==== Task material

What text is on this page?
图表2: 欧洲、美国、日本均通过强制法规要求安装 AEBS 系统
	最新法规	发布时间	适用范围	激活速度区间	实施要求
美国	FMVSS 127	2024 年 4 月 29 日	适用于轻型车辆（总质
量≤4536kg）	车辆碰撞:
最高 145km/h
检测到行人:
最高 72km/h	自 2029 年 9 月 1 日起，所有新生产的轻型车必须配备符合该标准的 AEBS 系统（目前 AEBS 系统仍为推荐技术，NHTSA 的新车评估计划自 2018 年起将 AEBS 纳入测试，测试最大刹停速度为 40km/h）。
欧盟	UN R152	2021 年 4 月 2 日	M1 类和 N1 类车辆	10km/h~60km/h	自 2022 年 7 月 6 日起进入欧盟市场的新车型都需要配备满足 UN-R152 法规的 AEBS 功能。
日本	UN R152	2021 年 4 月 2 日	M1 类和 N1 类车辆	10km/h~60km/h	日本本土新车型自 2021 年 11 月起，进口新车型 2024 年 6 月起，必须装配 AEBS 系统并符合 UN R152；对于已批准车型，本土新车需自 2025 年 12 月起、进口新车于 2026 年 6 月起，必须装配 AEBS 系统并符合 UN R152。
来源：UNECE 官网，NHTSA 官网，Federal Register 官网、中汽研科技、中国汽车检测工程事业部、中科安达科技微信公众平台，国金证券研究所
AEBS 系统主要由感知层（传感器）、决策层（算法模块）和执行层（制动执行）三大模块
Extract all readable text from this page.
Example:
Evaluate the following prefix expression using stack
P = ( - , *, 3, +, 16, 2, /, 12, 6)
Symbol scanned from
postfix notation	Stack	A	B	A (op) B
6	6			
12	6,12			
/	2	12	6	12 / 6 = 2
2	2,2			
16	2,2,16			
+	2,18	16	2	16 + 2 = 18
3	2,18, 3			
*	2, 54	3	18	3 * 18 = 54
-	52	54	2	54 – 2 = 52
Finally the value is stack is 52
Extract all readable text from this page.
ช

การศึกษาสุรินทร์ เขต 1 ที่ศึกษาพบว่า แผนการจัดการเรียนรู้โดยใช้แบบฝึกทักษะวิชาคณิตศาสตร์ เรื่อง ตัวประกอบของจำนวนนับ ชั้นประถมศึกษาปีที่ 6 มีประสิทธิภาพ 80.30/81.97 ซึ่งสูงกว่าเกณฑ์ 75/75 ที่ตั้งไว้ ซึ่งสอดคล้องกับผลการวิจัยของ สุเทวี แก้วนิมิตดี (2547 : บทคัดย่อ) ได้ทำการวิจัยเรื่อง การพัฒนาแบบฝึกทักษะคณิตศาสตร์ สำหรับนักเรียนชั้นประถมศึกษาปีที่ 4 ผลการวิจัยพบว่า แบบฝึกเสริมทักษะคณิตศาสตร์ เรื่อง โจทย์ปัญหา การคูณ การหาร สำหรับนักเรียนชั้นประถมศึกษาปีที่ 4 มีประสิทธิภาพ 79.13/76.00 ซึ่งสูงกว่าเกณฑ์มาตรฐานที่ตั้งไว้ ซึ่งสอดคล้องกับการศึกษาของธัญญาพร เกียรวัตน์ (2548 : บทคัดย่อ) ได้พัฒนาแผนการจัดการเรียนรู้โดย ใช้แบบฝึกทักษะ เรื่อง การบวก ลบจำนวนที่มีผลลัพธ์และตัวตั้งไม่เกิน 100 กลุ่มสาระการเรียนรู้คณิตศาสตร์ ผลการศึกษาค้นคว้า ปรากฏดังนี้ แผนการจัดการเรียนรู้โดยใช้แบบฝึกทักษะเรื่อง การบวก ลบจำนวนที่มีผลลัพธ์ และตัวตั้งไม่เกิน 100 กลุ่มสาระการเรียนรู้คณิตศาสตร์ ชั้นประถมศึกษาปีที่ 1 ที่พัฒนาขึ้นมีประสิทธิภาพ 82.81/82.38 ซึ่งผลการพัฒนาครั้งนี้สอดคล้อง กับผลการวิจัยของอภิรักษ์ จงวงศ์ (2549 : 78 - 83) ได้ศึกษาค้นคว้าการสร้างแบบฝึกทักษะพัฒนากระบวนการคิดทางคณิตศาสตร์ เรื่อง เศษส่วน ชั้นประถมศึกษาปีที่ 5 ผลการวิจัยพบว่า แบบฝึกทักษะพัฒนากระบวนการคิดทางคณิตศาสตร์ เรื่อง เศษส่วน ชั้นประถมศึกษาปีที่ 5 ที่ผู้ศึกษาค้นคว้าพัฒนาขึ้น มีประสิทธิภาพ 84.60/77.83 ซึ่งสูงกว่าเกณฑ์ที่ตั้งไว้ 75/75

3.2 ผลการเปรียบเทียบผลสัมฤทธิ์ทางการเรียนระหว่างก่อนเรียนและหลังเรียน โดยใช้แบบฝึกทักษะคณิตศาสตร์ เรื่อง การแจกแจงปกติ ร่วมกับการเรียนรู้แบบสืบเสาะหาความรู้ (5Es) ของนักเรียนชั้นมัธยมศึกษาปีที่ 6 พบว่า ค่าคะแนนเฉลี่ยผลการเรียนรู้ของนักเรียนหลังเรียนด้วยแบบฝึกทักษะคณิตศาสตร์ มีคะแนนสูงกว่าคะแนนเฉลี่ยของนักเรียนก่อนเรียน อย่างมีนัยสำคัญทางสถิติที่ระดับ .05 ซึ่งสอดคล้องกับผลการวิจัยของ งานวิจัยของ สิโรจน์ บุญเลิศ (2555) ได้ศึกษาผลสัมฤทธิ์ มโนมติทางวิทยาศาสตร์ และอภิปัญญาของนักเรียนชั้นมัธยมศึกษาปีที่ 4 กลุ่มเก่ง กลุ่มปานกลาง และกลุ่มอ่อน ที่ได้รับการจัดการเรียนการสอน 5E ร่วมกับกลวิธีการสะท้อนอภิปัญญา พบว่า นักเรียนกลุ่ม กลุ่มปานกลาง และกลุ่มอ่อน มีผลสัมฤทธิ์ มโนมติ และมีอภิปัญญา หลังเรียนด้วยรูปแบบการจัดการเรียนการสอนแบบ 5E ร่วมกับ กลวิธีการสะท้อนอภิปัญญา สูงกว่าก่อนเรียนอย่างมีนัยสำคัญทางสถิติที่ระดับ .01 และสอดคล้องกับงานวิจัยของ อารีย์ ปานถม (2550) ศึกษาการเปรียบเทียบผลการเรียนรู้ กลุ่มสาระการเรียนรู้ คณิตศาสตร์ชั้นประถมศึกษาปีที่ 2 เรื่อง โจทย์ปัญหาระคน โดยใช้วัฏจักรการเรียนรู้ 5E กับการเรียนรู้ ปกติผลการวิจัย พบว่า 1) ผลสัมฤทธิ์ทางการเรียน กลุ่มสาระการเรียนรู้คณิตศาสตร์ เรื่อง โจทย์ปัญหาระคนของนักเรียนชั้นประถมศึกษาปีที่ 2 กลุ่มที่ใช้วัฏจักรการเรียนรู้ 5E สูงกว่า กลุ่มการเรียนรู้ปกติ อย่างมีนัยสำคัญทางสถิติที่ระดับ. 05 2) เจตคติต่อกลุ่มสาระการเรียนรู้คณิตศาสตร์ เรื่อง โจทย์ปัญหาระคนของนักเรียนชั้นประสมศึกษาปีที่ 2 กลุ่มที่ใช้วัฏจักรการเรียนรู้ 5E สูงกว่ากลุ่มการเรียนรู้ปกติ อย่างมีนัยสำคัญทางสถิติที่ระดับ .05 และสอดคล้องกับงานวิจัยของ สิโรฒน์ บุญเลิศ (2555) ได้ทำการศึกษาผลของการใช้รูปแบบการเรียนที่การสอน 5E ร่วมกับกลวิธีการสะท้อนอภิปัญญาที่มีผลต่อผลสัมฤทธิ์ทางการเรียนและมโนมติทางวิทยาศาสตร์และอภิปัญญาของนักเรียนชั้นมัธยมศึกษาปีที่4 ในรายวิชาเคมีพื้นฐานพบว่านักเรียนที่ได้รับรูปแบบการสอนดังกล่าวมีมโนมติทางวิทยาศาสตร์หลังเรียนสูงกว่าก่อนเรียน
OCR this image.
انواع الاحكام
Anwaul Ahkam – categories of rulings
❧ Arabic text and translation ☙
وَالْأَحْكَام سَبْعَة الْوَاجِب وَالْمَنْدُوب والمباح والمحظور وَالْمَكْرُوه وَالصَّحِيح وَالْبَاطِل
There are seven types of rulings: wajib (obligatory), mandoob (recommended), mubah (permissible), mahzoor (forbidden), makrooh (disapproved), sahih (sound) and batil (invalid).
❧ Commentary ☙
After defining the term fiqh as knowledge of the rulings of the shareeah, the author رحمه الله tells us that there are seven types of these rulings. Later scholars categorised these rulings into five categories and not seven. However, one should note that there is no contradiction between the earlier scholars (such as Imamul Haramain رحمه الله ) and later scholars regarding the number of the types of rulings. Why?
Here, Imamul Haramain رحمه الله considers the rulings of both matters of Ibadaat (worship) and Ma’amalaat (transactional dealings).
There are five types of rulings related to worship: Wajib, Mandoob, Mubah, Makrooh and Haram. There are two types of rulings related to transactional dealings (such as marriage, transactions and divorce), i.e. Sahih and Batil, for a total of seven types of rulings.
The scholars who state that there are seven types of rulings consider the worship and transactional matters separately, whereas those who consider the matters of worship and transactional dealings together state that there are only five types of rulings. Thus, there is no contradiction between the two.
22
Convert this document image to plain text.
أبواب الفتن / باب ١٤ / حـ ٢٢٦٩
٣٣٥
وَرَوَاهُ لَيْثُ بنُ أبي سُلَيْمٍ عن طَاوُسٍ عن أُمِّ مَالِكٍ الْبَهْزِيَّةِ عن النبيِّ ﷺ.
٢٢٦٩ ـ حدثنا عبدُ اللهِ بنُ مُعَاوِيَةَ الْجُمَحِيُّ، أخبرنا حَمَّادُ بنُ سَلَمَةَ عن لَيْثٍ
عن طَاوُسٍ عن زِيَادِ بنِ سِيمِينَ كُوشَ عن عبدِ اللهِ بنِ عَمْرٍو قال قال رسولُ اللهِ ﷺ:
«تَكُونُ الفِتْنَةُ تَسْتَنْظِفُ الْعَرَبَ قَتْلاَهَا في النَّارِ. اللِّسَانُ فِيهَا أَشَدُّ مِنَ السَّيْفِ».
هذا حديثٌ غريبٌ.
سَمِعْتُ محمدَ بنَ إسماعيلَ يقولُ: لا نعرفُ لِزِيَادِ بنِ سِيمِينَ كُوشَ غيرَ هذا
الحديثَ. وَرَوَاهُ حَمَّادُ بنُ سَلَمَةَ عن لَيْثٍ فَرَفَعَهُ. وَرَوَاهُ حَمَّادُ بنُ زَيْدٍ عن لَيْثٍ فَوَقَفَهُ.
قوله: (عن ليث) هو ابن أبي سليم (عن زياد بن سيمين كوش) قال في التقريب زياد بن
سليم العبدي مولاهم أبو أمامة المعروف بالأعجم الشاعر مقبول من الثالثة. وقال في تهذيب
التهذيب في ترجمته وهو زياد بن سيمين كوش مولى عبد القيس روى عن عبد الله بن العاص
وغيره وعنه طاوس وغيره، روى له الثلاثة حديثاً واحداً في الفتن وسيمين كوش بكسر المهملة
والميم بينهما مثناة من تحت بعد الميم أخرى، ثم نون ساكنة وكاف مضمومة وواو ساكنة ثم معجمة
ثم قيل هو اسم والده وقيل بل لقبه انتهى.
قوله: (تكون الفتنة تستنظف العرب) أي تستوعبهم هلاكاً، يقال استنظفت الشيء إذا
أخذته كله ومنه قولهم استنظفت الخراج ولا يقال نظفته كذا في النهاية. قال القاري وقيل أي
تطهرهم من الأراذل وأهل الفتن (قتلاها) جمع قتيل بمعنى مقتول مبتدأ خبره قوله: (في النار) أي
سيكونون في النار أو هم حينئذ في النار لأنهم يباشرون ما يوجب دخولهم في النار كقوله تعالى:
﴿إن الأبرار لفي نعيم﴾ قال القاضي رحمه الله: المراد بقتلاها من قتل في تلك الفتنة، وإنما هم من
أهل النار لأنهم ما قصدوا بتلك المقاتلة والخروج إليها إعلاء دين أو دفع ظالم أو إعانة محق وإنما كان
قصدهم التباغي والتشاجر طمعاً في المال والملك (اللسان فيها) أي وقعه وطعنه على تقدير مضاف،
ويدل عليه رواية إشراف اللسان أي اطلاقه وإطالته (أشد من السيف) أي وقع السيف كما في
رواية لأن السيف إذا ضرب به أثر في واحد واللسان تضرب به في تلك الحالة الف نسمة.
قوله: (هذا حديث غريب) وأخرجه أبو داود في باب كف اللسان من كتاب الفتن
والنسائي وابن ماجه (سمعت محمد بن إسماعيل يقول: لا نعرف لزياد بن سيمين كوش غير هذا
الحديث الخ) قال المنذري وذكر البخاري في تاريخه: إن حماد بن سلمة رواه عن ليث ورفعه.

========

- Exercise goal: Search the entries for the word "AEBS" and copy every line that has it.

- Response below:
图表2: 欧洲、美国、日本均通过强制法规要求安装 AEBS 系统
最高 72km/h	自 2029 年 9 月 1 日起，所有新生产的轻型车必须配备符合该标准的 AEBS 系统（目前 AEBS 系统仍为推荐技术，NHTSA 的新车评估计划自 2018 年起将 AEBS 纳入测试，测试最大刹停速度为 40km/h）。
欧盟	UN R152	2021 年 4 月 2 日	M1 类和 N1 类车辆	10km/h~60km/h	自 2022 年 7 月 6 日起进入欧盟市场的新车型都需要配备满足 UN-R152 法规的 AEBS 功能。
日本	UN R152	2021 年 4 月 2 日	M1 类和 N1 类车辆	10km/h~60km/h	日本本土新车型自 2021 年 11 月起，进口新车型 2024 年 6 月起，必须装配 AEBS 系统并符合 UN R152；对于已批准车型，本土新车需自 2025 年 12 月起、进口新车于 2026 年 6 月起，必须装配 AEBS 系统并符合 UN R152。
AEBS 系统主要由感知层（传感器）、决策层（算法模块）和执行层（制动执行）三大模块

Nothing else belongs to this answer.